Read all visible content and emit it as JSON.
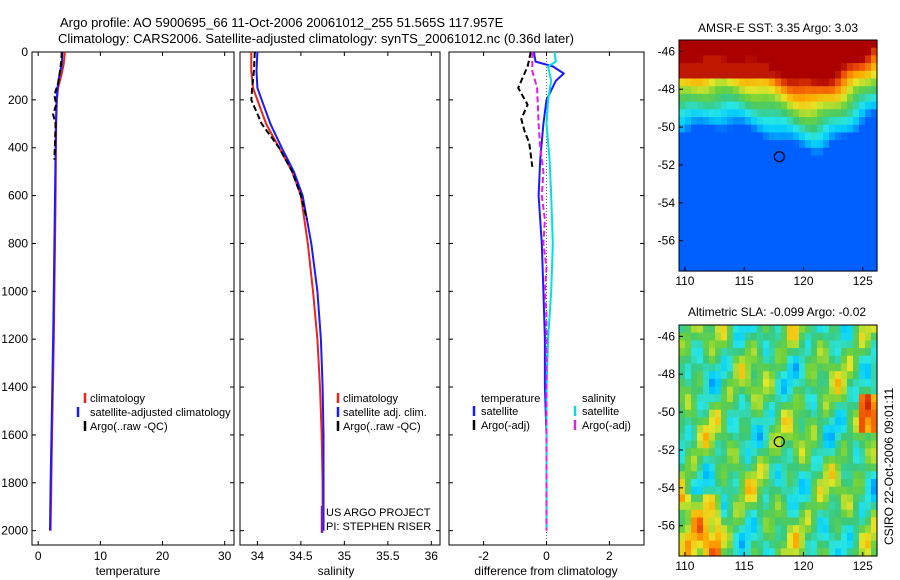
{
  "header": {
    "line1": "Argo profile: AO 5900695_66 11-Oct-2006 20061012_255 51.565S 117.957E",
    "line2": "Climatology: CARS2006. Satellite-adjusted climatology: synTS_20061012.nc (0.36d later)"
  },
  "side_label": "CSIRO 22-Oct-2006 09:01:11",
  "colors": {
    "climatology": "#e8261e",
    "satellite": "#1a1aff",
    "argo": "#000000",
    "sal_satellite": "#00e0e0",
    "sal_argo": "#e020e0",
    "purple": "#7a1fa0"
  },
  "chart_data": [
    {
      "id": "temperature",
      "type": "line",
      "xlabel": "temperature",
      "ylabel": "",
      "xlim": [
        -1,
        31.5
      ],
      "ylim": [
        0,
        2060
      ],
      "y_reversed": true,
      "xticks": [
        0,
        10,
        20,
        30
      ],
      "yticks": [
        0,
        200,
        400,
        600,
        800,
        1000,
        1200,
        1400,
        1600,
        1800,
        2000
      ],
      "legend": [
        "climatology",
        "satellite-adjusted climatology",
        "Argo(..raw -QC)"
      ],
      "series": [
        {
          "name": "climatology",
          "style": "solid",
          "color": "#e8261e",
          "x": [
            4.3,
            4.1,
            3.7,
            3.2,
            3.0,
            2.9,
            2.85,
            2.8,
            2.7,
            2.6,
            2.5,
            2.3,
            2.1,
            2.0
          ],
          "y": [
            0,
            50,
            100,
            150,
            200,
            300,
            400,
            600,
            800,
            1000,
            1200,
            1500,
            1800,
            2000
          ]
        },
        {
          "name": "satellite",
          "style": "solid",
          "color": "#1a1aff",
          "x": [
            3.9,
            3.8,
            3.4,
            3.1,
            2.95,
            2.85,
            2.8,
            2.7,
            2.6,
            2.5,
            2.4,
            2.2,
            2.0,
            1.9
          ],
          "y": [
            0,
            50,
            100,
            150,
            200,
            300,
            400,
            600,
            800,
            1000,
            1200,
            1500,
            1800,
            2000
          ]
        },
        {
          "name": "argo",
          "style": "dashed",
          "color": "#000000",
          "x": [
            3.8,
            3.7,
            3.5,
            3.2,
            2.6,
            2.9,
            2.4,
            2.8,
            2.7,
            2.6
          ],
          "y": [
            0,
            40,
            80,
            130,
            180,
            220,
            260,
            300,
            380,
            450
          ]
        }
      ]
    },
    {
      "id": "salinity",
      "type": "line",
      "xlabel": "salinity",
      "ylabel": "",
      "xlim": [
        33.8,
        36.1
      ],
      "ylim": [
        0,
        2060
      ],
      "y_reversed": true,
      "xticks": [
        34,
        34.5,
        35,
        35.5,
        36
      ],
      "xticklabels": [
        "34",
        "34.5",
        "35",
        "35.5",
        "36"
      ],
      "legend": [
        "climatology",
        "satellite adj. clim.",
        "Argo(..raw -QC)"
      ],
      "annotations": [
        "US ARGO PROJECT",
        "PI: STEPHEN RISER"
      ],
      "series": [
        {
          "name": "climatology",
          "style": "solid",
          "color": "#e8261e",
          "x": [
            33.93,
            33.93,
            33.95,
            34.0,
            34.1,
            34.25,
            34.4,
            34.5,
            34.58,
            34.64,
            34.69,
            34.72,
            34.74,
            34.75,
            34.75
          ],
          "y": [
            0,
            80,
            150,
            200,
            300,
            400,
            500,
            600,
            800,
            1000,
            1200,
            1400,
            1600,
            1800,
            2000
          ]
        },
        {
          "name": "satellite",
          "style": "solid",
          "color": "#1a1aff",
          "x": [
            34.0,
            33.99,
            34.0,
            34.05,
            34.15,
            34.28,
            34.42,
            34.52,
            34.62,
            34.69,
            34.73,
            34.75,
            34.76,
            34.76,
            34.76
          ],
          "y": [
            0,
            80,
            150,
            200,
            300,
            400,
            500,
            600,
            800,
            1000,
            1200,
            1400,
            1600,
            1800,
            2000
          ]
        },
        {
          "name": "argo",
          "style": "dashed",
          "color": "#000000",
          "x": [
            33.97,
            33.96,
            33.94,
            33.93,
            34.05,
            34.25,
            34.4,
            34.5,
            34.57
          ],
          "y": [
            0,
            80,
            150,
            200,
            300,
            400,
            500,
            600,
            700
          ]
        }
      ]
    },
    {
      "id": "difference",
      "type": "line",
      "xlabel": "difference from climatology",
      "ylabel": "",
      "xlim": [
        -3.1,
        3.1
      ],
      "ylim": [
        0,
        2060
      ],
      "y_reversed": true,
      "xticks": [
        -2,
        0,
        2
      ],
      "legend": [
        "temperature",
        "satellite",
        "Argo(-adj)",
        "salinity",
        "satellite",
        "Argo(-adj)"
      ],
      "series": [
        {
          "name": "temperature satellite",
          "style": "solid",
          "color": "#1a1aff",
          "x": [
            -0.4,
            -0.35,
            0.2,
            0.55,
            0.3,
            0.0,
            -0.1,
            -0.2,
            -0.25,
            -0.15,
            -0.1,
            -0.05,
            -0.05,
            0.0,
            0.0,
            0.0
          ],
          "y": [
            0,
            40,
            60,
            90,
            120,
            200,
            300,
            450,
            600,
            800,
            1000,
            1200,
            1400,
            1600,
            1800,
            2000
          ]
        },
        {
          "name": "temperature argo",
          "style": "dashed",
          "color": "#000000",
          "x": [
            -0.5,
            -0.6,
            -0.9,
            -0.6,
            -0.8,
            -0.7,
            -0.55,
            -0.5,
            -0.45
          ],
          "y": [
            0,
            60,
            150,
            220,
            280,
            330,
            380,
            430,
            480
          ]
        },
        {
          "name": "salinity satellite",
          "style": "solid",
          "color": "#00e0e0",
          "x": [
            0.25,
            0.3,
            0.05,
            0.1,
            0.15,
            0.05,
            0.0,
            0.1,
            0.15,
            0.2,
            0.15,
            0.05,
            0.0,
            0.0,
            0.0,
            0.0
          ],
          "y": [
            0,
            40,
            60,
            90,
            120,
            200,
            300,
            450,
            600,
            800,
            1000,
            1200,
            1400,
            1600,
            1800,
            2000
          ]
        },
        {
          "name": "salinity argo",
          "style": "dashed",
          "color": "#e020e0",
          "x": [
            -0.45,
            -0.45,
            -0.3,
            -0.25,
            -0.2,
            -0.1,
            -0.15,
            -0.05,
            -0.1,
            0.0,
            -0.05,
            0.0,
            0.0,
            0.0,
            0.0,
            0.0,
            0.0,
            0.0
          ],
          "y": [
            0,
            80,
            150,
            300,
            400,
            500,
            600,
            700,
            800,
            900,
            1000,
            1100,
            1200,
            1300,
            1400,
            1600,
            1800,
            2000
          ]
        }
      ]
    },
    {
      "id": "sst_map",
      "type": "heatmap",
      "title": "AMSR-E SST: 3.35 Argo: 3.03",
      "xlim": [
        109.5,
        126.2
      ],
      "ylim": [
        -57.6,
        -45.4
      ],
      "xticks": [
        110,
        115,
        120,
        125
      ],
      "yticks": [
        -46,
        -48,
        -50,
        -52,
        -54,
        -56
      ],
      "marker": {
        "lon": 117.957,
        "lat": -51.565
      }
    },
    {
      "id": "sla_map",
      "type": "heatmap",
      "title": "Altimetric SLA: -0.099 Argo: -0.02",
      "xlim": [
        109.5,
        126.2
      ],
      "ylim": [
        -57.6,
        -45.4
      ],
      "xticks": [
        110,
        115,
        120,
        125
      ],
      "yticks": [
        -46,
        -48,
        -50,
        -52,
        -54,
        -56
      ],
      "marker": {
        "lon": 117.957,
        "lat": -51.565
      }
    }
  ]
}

********

Instructions to follow: Copy each line of the records precisely and drop any images they hold.

Written solution:
Read all visible content and emit it as JSON.
{
  "header": {
    "line1": "Argo profile: AO 5900695_66 11-Oct-2006 20061012_255 51.565S 117.957E",
    "line2": "Climatology: CARS2006. Satellite-adjusted climatology: synTS_20061012.nc (0.36d later)"
  },
  "side_label": "CSIRO 22-Oct-2006 09:01:11",
  "colors": {
    "climatology": "#e8261e",
    "satellite": "#1a1aff",
    "argo": "#000000",
    "sal_satellite": "#00e0e0",
    "sal_argo": "#e020e0",
    "purple": "#7a1fa0"
  },
  "chart_data": [
    {
      "id": "temperature",
      "type": "line",
      "xlabel": "temperature",
      "ylabel": "",
      "xlim": [
        -1,
        31.5
      ],
      "ylim": [
        0,
        2060
      ],
      "y_reversed": true,
      "xticks": [
        0,
        10,
        20,
        30
      ],
      "yticks": [
        0,
        200,
        400,
        600,
        800,
        1000,
        1200,
        1400,
        1600,
        1800,
        2000
      ],
      "legend": [
        "climatology",
        "satellite-adjusted climatology",
        "Argo(..raw -QC)"
      ],
      "series": [
        {
          "name": "climatology",
          "style": "solid",
          "color": "#e8261e",
          "x": [
            4.3,
            4.1,
            3.7,
            3.2,
            3.0,
            2.9,
            2.85,
            2.8,
            2.7,
            2.6,
            2.5,
            2.3,
            2.1,
            2.0
          ],
          "y": [
            0,
            50,
            100,
            150,
            200,
            300,
            400,
            600,
            800,
            1000,
            1200,
            1500,
            1800,
            2000
          ]
        },
        {
          "name": "satellite",
          "style": "solid",
          "color": "#1a1aff",
          "x": [
            3.9,
            3.8,
            3.4,
            3.1,
            2.95,
            2.85,
            2.8,
            2.7,
            2.6,
            2.5,
            2.4,
            2.2,
            2.0,
            1.9
          ],
          "y": [
            0,
            50,
            100,
            150,
            200,
            300,
            400,
            600,
            800,
            1000,
            1200,
            1500,
            1800,
            2000
          ]
        },
        {
          "name": "argo",
          "style": "dashed",
          "color": "#000000",
          "x": [
            3.8,
            3.7,
            3.5,
            3.2,
            2.6,
            2.9,
            2.4,
            2.8,
            2.7,
            2.6
          ],
          "y": [
            0,
            40,
            80,
            130,
            180,
            220,
            260,
            300,
            380,
            450
          ]
        }
      ]
    },
    {
      "id": "salinity",
      "type": "line",
      "xlabel": "salinity",
      "ylabel": "",
      "xlim": [
        33.8,
        36.1
      ],
      "ylim": [
        0,
        2060
      ],
      "y_reversed": true,
      "xticks": [
        34,
        34.5,
        35,
        35.5,
        36
      ],
      "xticklabels": [
        "34",
        "34.5",
        "35",
        "35.5",
        "36"
      ],
      "legend": [
        "climatology",
        "satellite adj. clim.",
        "Argo(..raw -QC)"
      ],
      "annotations": [
        "US ARGO PROJECT",
        "PI: STEPHEN RISER"
      ],
      "series": [
        {
          "name": "climatology",
          "style": "solid",
          "color": "#e8261e",
          "x": [
            33.93,
            33.93,
            33.95,
            34.0,
            34.1,
            34.25,
            34.4,
            34.5,
            34.58,
            34.64,
            34.69,
            34.72,
            34.74,
            34.75,
            34.75
          ],
          "y": [
            0,
            80,
            150,
            200,
            300,
            400,
            500,
            600,
            800,
            1000,
            1200,
            1400,
            1600,
            1800,
            2000
          ]
        },
        {
          "name": "satellite",
          "style": "solid",
          "color": "#1a1aff",
          "x": [
            34.0,
            33.99,
            34.0,
            34.05,
            34.15,
            34.28,
            34.42,
            34.52,
            34.62,
            34.69,
            34.73,
            34.75,
            34.76,
            34.76,
            34.76
          ],
          "y": [
            0,
            80,
            150,
            200,
            300,
            400,
            500,
            600,
            800,
            1000,
            1200,
            1400,
            1600,
            1800,
            2000
          ]
        },
        {
          "name": "argo",
          "style": "dashed",
          "color": "#000000",
          "x": [
            33.97,
            33.96,
            33.94,
            33.93,
            34.05,
            34.25,
            34.4,
            34.5,
            34.57
          ],
          "y": [
            0,
            80,
            150,
            200,
            300,
            400,
            500,
            600,
            700
          ]
        }
      ]
    },
    {
      "id": "difference",
      "type": "line",
      "xlabel": "difference from climatology",
      "ylabel": "",
      "xlim": [
        -3.1,
        3.1
      ],
      "ylim": [
        0,
        2060
      ],
      "y_reversed": true,
      "xticks": [
        -2,
        0,
        2
      ],
      "legend": [
        "temperature",
        "satellite",
        "Argo(-adj)",
        "salinity",
        "satellite",
        "Argo(-adj)"
      ],
      "series": [
        {
          "name": "temperature satellite",
          "style": "solid",
          "color": "#1a1aff",
          "x": [
            -0.4,
            -0.35,
            0.2,
            0.55,
            0.3,
            0.0,
            -0.1,
            -0.2,
            -0.25,
            -0.15,
            -0.1,
            -0.05,
            -0.05,
            0.0,
            0.0,
            0.0
          ],
          "y": [
            0,
            40,
            60,
            90,
            120,
            200,
            300,
            450,
            600,
            800,
            1000,
            1200,
            1400,
            1600,
            1800,
            2000
          ]
        },
        {
          "name": "temperature argo",
          "style": "dashed",
          "color": "#000000",
          "x": [
            -0.5,
            -0.6,
            -0.9,
            -0.6,
            -0.8,
            -0.7,
            -0.55,
            -0.5,
            -0.45
          ],
          "y": [
            0,
            60,
            150,
            220,
            280,
            330,
            380,
            430,
            480
          ]
        },
        {
          "name": "salinity satellite",
          "style": "solid",
          "color": "#00e0e0",
          "x": [
            0.25,
            0.3,
            0.05,
            0.1,
            0.15,
            0.05,
            0.0,
            0.1,
            0.15,
            0.2,
            0.15,
            0.05,
            0.0,
            0.0,
            0.0,
            0.0
          ],
          "y": [
            0,
            40,
            60,
            90,
            120,
            200,
            300,
            450,
            600,
            800,
            1000,
            1200,
            1400,
            1600,
            1800,
            2000
          ]
        },
        {
          "name": "salinity argo",
          "style": "dashed",
          "color": "#e020e0",
          "x": [
            -0.45,
            -0.45,
            -0.3,
            -0.25,
            -0.2,
            -0.1,
            -0.15,
            -0.05,
            -0.1,
            0.0,
            -0.05,
            0.0,
            0.0,
            0.0,
            0.0,
            0.0,
            0.0,
            0.0
          ],
          "y": [
            0,
            80,
            150,
            300,
            400,
            500,
            600,
            700,
            800,
            900,
            1000,
            1100,
            1200,
            1300,
            1400,
            1600,
            1800,
            2000
          ]
        }
      ]
    },
    {
      "id": "sst_map",
      "type": "heatmap",
      "title": "AMSR-E SST: 3.35 Argo: 3.03",
      "xlim": [
        109.5,
        126.2
      ],
      "ylim": [
        -57.6,
        -45.4
      ],
      "xticks": [
        110,
        115,
        120,
        125
      ],
      "yticks": [
        -46,
        -48,
        -50,
        -52,
        -54,
        -56
      ],
      "marker": {
        "lon": 117.957,
        "lat": -51.565
      }
    },
    {
      "id": "sla_map",
      "type": "heatmap",
      "title": "Altimetric SLA: -0.099 Argo: -0.02",
      "xlim": [
        109.5,
        126.2
      ],
      "ylim": [
        -57.6,
        -45.4
      ],
      "xticks": [
        110,
        115,
        120,
        125
      ],
      "yticks": [
        -46,
        -48,
        -50,
        -52,
        -54,
        -56
      ],
      "marker": {
        "lon": 117.957,
        "lat": -51.565
      }
    }
  ]
}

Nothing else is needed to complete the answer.